Owner molds Bruning Pottery into lasting success in downtown Snohomish
Published 1:30 am Wednesday, June 3, 2026
EVERETT — Entering Bruning Pottery just off Snohomish’s historical downtown strip is like stepping into a rainbow.
Wood shelves lining the shop’s walls are filled to the brim with mugs, vases, dinnerware and plant pots, each glazed, marbled, or speckled with bright colors. Whether it’s a deep red coffee mug or a lilac dinner plate, it was handmade and fired in the back studio portion of the 115 Avenue D location.
Larry Bruning and his wife, Judy Bruning, opened Bruning Pottery on May 15, 1983. Larry Bruning had an interest in pottery since he was a child, collecting pottery shards from his ranch, Judy Bruning said in an email. During college in Colorado, he began making pottery.
“My husband taught me everything. I didn’t really know anything about pottery,” Judy Bruning told The Daily Herald in May.
After Larry Bruning, who died in 2021, worked for several years at a pottery place in Oregon, the couple, with their son Ky Bruning, decided to move to Washington and opened up Bruning Pottery.
Their first shop was on 32 South Horton Street in Seattle, where Larry Bruning built their first kiln out of a pile of bricks and an old kiln frame.
“We didn’t really have any startup money, so we just made do,” she said.
After spending 13 years in their first location, they spent 10 years in another location in Seattle’s SoDo neighborhood before moving to the downtown Snohomish building in 2006.
“It’s a neat place,” Judy Bruning said about the business’s current location. “If you go out of town, and then you come back in town, you still feel like you’re on vacation, because it looks kind of like that.”
Currently, the business is busier than ever, Judy Bruning said.
Ten employees, including Judy Bruning, work at the studio. On any given day, they can be found throwing clay on a potter’s wheel. The finished creations are sold either online, in the shop or wholesale to other vendors.
In 2018, when John Kish founded Somewhere That’s Green Indoor Plant Shoppe in Bend, Oregon, he placed the shop’s first small order around then, Kish said in an email. Now, the shop orders from them at least once a month.
“We are very thankful to feature their beautiful work in our store as one of our standard suppliers,” he said. “Also, sourcing from a PNW maker of this quality is the best. Customers are always requesting a restock and we’ve had zero complaints about Bruning Pottery over the past 8 years.”
Everything that Bruning Pottery sells starts as a lump of clay, before being shaped, or thrown, on a potter’s wheel.
Once the clay has taken shape, it gets its first firing until it’s 25% vitrified, or glass-like, said Ky Bruning.
At this stage, the piece is soft enough to scratch but just right for adding glaze, contained in large buckets in the center of the studio. Each container has a taped-on label describing the color. Since Bruning pottery doesn’t use artificial dyes, there is no way to know without the label what color the creamy grey glaze will become post-firing.
Once in the kiln, pyramid-shaped pieces of ceramic material called a Pyrometric cone let potters know when the pieces are done. Each cone has a number carved into its side that corresponds to the exact temperature at which it melts.

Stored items
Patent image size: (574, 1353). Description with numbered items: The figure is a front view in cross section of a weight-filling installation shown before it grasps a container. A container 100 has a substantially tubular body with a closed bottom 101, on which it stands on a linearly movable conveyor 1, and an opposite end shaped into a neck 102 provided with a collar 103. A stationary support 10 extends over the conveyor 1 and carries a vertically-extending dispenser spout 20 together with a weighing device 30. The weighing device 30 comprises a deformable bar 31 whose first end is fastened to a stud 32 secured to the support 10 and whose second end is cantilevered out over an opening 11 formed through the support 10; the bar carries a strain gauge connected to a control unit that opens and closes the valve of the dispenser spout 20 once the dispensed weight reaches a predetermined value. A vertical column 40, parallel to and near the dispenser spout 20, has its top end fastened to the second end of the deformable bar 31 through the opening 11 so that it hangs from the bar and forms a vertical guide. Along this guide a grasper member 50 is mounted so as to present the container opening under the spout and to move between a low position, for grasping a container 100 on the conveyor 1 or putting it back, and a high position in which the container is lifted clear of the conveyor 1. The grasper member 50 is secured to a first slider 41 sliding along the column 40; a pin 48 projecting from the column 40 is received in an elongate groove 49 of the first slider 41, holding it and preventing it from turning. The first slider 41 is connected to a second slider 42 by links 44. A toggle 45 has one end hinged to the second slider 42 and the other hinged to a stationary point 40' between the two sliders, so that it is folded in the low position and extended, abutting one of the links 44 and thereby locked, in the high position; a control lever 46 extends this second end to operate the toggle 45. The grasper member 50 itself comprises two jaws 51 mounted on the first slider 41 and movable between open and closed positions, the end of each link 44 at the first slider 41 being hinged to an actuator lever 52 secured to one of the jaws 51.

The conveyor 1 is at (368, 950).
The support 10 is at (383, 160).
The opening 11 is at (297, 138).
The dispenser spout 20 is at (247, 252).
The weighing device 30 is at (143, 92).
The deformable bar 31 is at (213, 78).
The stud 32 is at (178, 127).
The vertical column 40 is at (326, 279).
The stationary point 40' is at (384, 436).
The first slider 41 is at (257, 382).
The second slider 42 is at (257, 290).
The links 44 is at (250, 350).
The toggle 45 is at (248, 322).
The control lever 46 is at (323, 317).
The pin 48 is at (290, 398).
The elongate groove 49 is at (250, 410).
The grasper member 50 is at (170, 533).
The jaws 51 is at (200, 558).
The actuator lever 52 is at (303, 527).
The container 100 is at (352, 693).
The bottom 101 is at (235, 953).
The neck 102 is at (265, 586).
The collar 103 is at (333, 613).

Tasks to complete
(a) Answer these questions using the article on Bruning Pottery:
(i) On what date did Larry and Judy Bruning open Bruning Pottery?
(ii) In what year did the business move to its downtown Snohomish building?
(iii) How many employees work at the studio?
(b) Print the passage from the article on Bruning Pottery starting with "After spending 13" and going on through "once a month.".

Answers by item number
(a)
(i) May 15, 1983
(ii) 2006
(iii) Ten

(b)
After spending 13 years in their first location, they spent 10 years in another location in Seattle’s SoDo neighborhood before moving to the downtown Snohomish building in 2006.
“It’s a neat place,” Judy Bruning said about the business’s current location. “If you go out of town, and then you come back in town, you still feel like you’re on vacation, because it looks kind of like that.”
Currently, the business is busier than ever, Judy Bruning said.
Ten employees, including Judy Bruning, work at the studio. On any given day, they can be found throwing clay on a potter’s wheel. The finished creations are sold either online, in the shop or wholesale to other vendors.
In 2018, when John Kish founded Somewhere That’s Green Indoor Plant Shoppe in Bend, Oregon, he placed the shop’s first small order around then, Kish said in an email. Now, the shop orders from them at least once a month.